### AIM
Search the listing below for "title". Copy each matching line.

### AVAILABLE DATA
+ + + + +

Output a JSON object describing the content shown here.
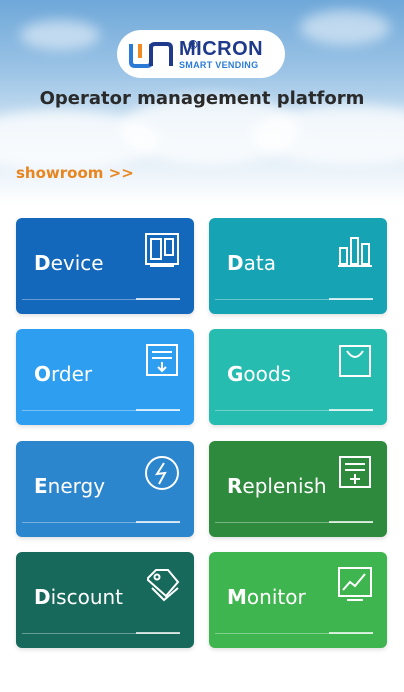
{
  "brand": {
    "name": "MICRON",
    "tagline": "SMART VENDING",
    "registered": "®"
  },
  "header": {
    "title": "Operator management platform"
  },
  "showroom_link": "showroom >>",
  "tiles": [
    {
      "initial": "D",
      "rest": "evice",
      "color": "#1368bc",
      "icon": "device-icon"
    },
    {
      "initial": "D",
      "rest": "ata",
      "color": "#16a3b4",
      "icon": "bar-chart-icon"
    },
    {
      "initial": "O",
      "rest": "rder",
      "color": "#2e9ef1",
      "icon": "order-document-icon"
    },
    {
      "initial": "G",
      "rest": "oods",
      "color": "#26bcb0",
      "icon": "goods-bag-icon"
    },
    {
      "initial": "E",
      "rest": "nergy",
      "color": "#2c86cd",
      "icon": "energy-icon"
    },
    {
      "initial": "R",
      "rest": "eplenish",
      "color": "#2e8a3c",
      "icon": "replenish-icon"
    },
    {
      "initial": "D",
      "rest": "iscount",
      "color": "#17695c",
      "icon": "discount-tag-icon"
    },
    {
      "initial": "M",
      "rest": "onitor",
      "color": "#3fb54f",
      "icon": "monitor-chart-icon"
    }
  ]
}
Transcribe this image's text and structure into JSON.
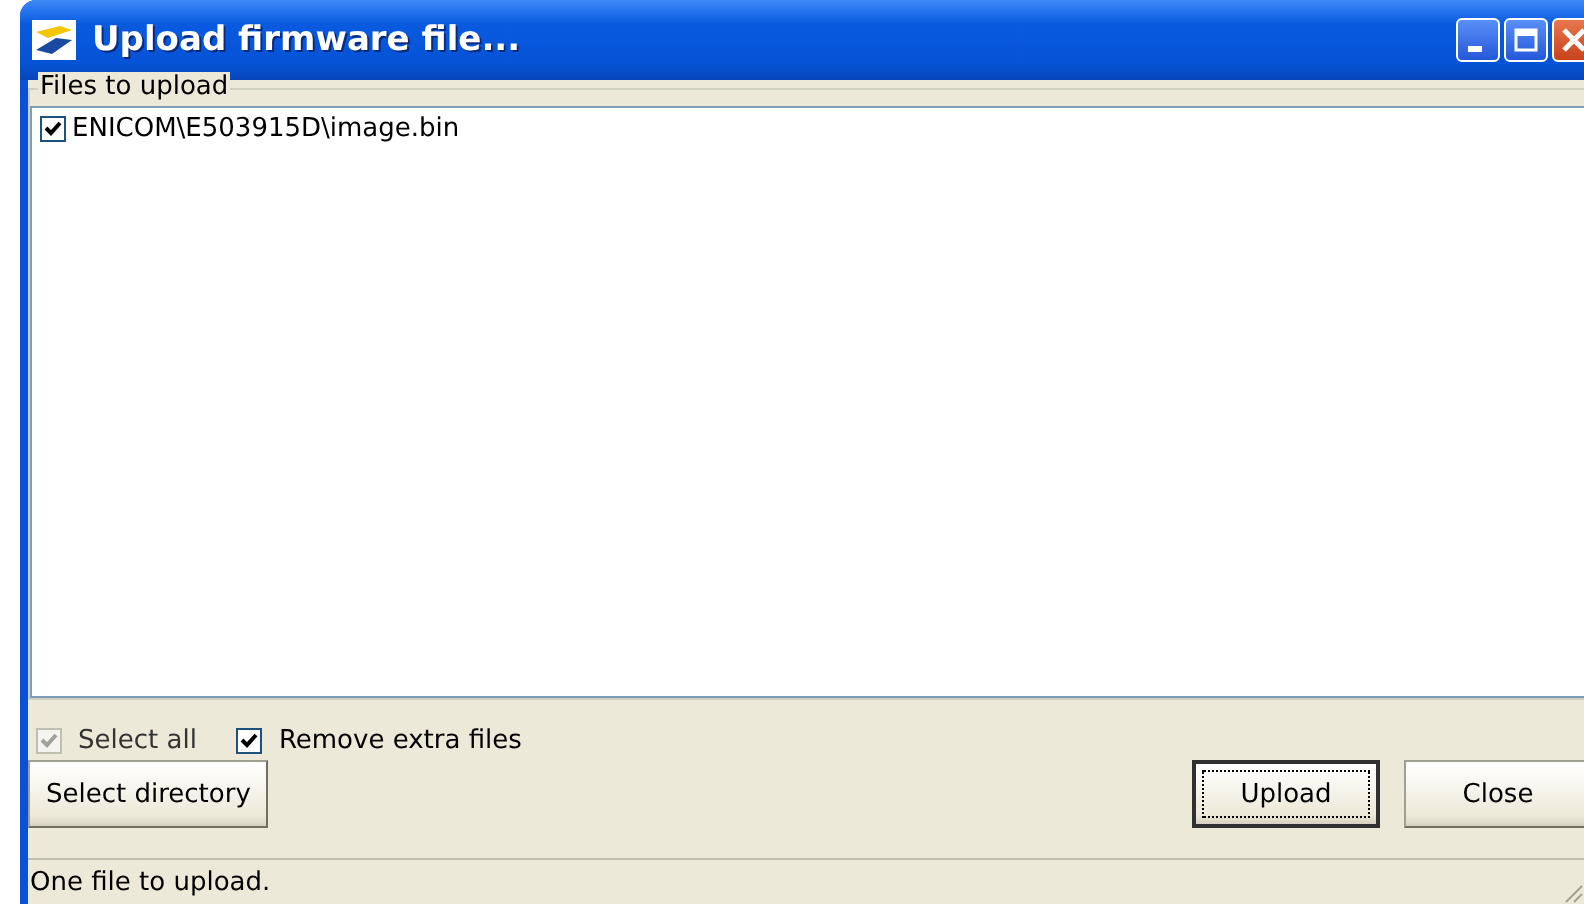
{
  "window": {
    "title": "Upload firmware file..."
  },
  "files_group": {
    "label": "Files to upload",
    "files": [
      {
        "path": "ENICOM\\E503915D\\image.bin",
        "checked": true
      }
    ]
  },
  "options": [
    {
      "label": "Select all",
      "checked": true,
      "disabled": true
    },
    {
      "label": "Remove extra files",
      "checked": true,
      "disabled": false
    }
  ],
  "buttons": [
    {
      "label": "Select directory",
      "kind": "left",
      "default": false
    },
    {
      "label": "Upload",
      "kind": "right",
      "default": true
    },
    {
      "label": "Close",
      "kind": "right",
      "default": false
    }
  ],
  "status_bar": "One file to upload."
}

+ + + + +

### FINAL RESULT
    "title": "Operator management platform"
    "title": "Upload firmware file..."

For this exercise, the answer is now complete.